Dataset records
+===+

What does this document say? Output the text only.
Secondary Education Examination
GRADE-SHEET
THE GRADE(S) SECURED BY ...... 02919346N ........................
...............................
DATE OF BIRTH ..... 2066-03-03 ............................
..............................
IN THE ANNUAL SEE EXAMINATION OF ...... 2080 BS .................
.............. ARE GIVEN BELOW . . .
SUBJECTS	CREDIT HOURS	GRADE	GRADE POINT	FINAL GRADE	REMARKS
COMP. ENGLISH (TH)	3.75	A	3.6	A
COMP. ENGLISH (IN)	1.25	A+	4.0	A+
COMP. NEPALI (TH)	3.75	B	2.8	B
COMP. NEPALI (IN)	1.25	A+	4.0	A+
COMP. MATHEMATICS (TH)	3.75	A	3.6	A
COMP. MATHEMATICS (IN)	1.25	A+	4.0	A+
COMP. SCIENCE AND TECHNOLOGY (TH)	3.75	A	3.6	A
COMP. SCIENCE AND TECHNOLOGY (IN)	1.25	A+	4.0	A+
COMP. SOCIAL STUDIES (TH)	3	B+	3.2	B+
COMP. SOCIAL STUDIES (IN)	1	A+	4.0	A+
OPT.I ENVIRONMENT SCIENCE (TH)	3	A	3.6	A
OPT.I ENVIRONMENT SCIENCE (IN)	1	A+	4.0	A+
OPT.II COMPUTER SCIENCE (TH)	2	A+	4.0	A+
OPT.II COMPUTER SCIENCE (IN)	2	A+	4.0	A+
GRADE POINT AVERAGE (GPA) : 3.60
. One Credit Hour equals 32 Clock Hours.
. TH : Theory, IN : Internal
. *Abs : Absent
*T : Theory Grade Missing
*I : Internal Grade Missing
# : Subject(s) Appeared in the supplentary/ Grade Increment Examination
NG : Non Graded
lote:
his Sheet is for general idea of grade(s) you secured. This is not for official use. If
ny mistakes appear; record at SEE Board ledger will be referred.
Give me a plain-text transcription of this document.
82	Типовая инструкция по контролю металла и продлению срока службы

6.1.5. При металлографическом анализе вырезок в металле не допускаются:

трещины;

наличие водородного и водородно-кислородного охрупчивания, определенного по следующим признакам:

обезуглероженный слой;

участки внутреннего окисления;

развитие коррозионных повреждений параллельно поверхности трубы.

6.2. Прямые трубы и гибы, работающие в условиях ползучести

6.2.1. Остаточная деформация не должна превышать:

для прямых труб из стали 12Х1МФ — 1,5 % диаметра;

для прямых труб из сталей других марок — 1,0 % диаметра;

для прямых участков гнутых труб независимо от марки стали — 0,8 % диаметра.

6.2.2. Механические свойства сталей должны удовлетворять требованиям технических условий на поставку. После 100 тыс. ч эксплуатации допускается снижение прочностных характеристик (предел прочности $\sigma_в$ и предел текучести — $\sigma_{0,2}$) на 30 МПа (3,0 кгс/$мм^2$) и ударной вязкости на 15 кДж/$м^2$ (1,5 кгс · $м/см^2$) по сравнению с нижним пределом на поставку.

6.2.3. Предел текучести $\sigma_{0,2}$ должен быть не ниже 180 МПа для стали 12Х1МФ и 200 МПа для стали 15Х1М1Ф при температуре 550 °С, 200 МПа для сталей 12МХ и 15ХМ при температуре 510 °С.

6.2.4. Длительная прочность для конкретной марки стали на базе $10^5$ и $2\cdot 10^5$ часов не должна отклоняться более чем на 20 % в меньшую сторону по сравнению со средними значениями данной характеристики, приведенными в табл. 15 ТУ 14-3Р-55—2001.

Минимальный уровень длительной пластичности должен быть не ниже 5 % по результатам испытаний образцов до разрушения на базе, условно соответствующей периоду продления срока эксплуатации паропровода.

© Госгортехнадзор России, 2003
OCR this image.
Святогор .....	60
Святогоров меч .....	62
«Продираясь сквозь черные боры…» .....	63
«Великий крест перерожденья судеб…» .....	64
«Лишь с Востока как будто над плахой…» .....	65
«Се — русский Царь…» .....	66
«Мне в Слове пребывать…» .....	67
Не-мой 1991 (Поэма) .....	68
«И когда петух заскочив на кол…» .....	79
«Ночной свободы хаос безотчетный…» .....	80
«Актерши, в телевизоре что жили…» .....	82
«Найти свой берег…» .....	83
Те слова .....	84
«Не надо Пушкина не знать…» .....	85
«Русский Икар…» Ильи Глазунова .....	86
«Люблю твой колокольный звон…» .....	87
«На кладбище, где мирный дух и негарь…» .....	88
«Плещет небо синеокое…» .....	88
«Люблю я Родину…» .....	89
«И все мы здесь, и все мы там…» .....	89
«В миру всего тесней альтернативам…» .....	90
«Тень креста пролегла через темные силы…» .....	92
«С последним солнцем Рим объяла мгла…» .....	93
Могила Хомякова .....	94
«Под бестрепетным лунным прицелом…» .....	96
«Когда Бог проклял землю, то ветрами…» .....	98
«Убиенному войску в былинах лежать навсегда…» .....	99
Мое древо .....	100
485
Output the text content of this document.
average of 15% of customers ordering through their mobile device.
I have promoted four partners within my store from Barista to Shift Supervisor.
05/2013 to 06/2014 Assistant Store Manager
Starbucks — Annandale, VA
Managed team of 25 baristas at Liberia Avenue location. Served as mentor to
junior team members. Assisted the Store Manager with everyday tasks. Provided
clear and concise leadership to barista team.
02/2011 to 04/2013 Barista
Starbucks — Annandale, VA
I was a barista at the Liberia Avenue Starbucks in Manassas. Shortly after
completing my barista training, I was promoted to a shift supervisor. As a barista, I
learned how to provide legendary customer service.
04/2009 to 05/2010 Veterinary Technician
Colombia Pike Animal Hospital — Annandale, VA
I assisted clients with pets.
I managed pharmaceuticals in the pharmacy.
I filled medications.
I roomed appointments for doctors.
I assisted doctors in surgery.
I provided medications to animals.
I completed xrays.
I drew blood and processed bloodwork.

+===+

Copy out every line with the word "прямых".

• FINAL ANSWER:
для прямых труб из стали 12Х1МФ — 1,5 % диаметра;
для прямых труб из сталей других марок — 1,0 % диаметра;
для прямых участков гнутых труб независимо от марки стали — 0,8 % диаметра.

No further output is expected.